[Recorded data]
++++++++++

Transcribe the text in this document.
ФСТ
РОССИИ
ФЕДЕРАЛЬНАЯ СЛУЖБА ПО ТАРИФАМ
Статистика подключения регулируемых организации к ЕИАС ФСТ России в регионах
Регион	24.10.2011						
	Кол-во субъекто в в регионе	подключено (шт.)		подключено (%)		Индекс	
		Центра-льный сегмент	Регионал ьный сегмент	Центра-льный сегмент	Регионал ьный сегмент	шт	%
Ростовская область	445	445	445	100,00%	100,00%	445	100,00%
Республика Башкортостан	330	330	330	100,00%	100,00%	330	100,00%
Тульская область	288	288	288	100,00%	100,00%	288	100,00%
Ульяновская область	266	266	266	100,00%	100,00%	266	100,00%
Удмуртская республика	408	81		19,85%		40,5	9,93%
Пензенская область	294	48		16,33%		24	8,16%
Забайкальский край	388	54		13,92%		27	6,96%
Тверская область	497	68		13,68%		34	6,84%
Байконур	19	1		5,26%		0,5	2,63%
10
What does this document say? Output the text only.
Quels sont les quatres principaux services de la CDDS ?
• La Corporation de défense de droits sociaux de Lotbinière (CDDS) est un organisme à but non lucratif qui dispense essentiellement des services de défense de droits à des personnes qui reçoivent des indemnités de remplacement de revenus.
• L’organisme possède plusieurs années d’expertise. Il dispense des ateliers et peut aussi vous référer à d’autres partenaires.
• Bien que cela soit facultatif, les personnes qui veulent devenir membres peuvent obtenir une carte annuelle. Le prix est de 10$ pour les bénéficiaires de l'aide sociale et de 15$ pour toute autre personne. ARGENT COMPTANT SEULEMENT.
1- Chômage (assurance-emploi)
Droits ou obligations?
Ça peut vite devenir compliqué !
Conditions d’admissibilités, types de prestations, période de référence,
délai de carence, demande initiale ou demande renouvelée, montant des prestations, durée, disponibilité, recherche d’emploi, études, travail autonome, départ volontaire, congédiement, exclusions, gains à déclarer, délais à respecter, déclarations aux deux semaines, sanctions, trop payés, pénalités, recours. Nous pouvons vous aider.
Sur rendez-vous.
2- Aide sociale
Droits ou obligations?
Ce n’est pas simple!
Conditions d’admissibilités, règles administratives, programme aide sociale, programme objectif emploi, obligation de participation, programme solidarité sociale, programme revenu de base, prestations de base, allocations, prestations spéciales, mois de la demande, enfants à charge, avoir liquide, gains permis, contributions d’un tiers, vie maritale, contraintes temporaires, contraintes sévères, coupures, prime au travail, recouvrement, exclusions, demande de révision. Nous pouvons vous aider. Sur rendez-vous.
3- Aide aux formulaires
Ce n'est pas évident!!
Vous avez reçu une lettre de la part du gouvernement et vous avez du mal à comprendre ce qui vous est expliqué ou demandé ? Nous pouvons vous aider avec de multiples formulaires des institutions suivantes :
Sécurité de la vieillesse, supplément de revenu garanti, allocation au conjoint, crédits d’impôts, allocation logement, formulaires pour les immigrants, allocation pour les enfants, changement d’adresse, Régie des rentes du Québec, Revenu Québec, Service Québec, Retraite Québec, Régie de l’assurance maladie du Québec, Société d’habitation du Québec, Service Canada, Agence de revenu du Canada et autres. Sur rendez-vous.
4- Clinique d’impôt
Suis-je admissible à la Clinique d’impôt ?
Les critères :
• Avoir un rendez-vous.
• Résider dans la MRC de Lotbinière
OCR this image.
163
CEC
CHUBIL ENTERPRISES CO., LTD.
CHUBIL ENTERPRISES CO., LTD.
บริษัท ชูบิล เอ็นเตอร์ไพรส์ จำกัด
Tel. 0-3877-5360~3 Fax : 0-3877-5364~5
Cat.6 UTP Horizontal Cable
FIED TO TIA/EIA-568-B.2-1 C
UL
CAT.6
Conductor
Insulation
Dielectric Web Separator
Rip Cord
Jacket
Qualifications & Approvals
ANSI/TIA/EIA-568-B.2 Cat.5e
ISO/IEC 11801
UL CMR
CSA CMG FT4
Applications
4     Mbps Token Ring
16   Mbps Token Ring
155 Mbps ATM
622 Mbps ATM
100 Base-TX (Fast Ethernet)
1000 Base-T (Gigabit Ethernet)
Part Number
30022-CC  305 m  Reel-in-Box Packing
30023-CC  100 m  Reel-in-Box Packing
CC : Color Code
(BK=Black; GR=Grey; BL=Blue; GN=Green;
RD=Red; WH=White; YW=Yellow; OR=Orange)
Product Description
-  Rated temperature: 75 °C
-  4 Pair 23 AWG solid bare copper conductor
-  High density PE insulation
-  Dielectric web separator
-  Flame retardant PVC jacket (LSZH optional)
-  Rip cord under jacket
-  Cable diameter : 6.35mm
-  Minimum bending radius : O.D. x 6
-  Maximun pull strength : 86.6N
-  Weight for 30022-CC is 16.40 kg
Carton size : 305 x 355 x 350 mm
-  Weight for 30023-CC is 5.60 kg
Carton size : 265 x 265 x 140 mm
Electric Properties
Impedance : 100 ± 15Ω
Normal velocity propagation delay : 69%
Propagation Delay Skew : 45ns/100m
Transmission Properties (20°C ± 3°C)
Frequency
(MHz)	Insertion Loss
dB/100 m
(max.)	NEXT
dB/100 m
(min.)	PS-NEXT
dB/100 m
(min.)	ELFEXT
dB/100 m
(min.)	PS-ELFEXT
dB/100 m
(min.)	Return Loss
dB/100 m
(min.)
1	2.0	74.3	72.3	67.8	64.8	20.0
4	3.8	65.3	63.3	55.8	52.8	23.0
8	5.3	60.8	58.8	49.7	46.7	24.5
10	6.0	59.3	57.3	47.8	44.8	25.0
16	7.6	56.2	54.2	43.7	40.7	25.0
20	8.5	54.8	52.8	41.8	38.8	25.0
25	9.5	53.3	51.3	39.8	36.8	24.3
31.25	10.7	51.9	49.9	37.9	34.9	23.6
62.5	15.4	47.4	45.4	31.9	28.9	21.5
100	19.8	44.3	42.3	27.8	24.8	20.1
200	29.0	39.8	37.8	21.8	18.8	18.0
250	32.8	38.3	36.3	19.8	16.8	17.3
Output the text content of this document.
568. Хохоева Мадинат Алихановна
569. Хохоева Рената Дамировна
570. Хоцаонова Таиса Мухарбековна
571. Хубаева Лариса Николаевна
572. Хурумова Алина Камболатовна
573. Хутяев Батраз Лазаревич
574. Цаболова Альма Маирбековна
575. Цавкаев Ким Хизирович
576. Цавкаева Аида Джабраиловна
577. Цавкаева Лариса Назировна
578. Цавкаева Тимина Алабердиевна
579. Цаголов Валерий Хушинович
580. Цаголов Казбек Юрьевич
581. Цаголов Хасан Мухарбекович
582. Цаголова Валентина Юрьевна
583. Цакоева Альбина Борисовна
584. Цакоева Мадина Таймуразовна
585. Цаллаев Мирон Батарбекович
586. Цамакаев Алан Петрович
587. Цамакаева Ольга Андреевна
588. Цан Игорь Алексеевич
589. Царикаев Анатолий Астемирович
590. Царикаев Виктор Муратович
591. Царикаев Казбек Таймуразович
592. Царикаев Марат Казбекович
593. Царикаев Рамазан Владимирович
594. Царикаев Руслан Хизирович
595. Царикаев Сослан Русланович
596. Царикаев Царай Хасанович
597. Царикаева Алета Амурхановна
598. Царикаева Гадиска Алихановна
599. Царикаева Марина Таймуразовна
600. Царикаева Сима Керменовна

++++++++++

__REQUIRED TASK__.
From the preceding material, extract every line exactly.

__RESULT FOR THIS TASK__.
Transcribe the text in this document.
ФСТ
РОССИИ
ФЕДЕРАЛЬНАЯ СЛУЖБА ПО ТАРИФАМ
Статистика подключения регулируемых организации к ЕИАС ФСТ России в регионах
Регион	24.10.2011						
	Кол-во субъекто в в регионе	подключено (шт.)		подключено (%)		Индекс	
		Центра-льный сегмент	Регионал ьный сегмент	Центра-льный сегмент	Регионал ьный сегмент	шт	%
Ростовская область	445	445	445	100,00%	100,00%	445	100,00%
Республика Башкортостан	330	330	330	100,00%	100,00%	330	100,00%
Тульская область	288	288	288	100,00%	100,00%	288	100,00%
Ульяновская область	266	266	266	100,00%	100,00%	266	100,00%
Удмуртская республика	408	81		19,85%		40,5	9,93%
Пензенская область	294	48		16,33%		24	8,16%
Забайкальский край	388	54		13,92%		27	6,96%
Тверская область	497	68		13,68%		34	6,84%
Байконур	19	1		5,26%		0,5	2,63%
10
What does this document say? Output the text only.
Quels sont les quatres principaux services de la CDDS ?
• La Corporation de défense de droits sociaux de Lotbinière (CDDS) est un organisme à but non lucratif qui dispense essentiellement des services de défense de droits à des personnes qui reçoivent des indemnités de remplacement de revenus.
• L’organisme possède plusieurs années d’expertise. Il dispense des ateliers et peut aussi vous référer à d’autres partenaires.
• Bien que cela soit facultatif, les personnes qui veulent devenir membres peuvent obtenir une carte annuelle. Le prix est de 10$ pour les bénéficiaires de l'aide sociale et de 15$ pour toute autre personne. ARGENT COMPTANT SEULEMENT.
1- Chômage (assurance-emploi)
Droits ou obligations?
Ça peut vite devenir compliqué !
Conditions d’admissibilités, types de prestations, période de référence,
délai de carence, demande initiale ou demande renouvelée, montant des prestations, durée, disponibilité, recherche d’emploi, études, travail autonome, départ volontaire, congédiement, exclusions, gains à déclarer, délais à respecter, déclarations aux deux semaines, sanctions, trop payés, pénalités, recours. Nous pouvons vous aider.
Sur rendez-vous.
2- Aide sociale
Droits ou obligations?
Ce n’est pas simple!
Conditions d’admissibilités, règles administratives, programme aide sociale, programme objectif emploi, obligation de participation, programme solidarité sociale, programme revenu de base, prestations de base, allocations, prestations spéciales, mois de la demande, enfants à charge, avoir liquide, gains permis, contributions d’un tiers, vie maritale, contraintes temporaires, contraintes sévères, coupures, prime au travail, recouvrement, exclusions, demande de révision. Nous pouvons vous aider. Sur rendez-vous.
3- Aide aux formulaires
Ce n'est pas évident!!
Vous avez reçu une lettre de la part du gouvernement et vous avez du mal à comprendre ce qui vous est expliqué ou demandé ? Nous pouvons vous aider avec de multiples formulaires des institutions suivantes :
Sécurité de la vieillesse, supplément de revenu garanti, allocation au conjoint, crédits d’impôts, allocation logement, formulaires pour les immigrants, allocation pour les enfants, changement d’adresse, Régie des rentes du Québec, Revenu Québec, Service Québec, Retraite Québec, Régie de l’assurance maladie du Québec, Société d’habitation du Québec, Service Canada, Agence de revenu du Canada et autres. Sur rendez-vous.
4- Clinique d’impôt
Suis-je admissible à la Clinique d’impôt ?
Les critères :
• Avoir un rendez-vous.
• Résider dans la MRC de Lotbinière
OCR this image.
163
CEC
CHUBIL ENTERPRISES CO., LTD.
CHUBIL ENTERPRISES CO., LTD.
บริษัท ชูบิล เอ็นเตอร์ไพรส์ จำกัด
Tel. 0-3877-5360~3 Fax : 0-3877-5364~5
Cat.6 UTP Horizontal Cable
FIED TO TIA/EIA-568-B.2-1 C
UL
CAT.6
Conductor
Insulation
Dielectric Web Separator
Rip Cord
Jacket
Qualifications & Approvals
ANSI/TIA/EIA-568-B.2 Cat.5e
ISO/IEC 11801
UL CMR
CSA CMG FT4
Applications
4     Mbps Token Ring
16   Mbps Token Ring
155 Mbps ATM
622 Mbps ATM
100 Base-TX (Fast Ethernet)
1000 Base-T (Gigabit Ethernet)
Part Number
30022-CC  305 m  Reel-in-Box Packing
30023-CC  100 m  Reel-in-Box Packing
CC : Color Code
(BK=Black; GR=Grey; BL=Blue; GN=Green;
RD=Red; WH=White; YW=Yellow; OR=Orange)
Product Description
-  Rated temperature: 75 °C
-  4 Pair 23 AWG solid bare copper conductor
-  High density PE insulation
-  Dielectric web separator
-  Flame retardant PVC jacket (LSZH optional)
-  Rip cord under jacket
-  Cable diameter : 6.35mm
-  Minimum bending radius : O.D. x 6
-  Maximun pull strength : 86.6N
-  Weight for 30022-CC is 16.40 kg
Carton size : 305 x 355 x 350 mm
-  Weight for 30023-CC is 5.60 kg
Carton size : 265 x 265 x 140 mm
Electric Properties
Impedance : 100 ± 15Ω
Normal velocity propagation delay : 69%
Propagation Delay Skew : 45ns/100m
Transmission Properties (20°C ± 3°C)
Frequency
(MHz)	Insertion Loss
dB/100 m
(max.)	NEXT
dB/100 m
(min.)	PS-NEXT
dB/100 m
(min.)	ELFEXT
dB/100 m
(min.)	PS-ELFEXT
dB/100 m
(min.)	Return Loss
dB/100 m
(min.)
1	2.0	74.3	72.3	67.8	64.8	20.0
4	3.8	65.3	63.3	55.8	52.8	23.0
8	5.3	60.8	58.8	49.7	46.7	24.5
10	6.0	59.3	57.3	47.8	44.8	25.0
16	7.6	56.2	54.2	43.7	40.7	25.0
20	8.5	54.8	52.8	41.8	38.8	25.0
25	9.5	53.3	51.3	39.8	36.8	24.3
31.25	10.7	51.9	49.9	37.9	34.9	23.6
62.5	15.4	47.4	45.4	31.9	28.9	21.5
100	19.8	44.3	42.3	27.8	24.8	20.1
200	29.0	39.8	37.8	21.8	18.8	18.0
250	32.8	38.3	36.3	19.8	16.8	17.3
Output the text content of this document.
568. Хохоева Мадинат Алихановна
569. Хохоева Рената Дамировна
570. Хоцаонова Таиса Мухарбековна
571. Хубаева Лариса Николаевна
572. Хурумова Алина Камболатовна
573. Хутяев Батраз Лазаревич
574. Цаболова Альма Маирбековна
575. Цавкаев Ким Хизирович
576. Цавкаева Аида Джабраиловна
577. Цавкаева Лариса Назировна
578. Цавкаева Тимина Алабердиевна
579. Цаголов Валерий Хушинович
580. Цаголов Казбек Юрьевич
581. Цаголов Хасан Мухарбекович
582. Цаголова Валентина Юрьевна
583. Цакоева Альбина Борисовна
584. Цакоева Мадина Таймуразовна
585. Цаллаев Мирон Батарбекович
586. Цамакаев Алан Петрович
587. Цамакаева Ольга Андреевна
588. Цан Игорь Алексеевич
589. Царикаев Анатолий Астемирович
590. Царикаев Виктор Муратович
591. Царикаев Казбек Таймуразович
592. Царикаев Марат Казбекович
593. Царикаев Рамазан Владимирович
594. Царикаев Руслан Хизирович
595. Царикаев Сослан Русланович
596. Царикаев Царай Хасанович
597. Царикаева Алета Амурхановна
598. Царикаева Гадиска Алихановна
599. Царикаева Марина Таймуразовна
600. Царикаева Сима Керменовна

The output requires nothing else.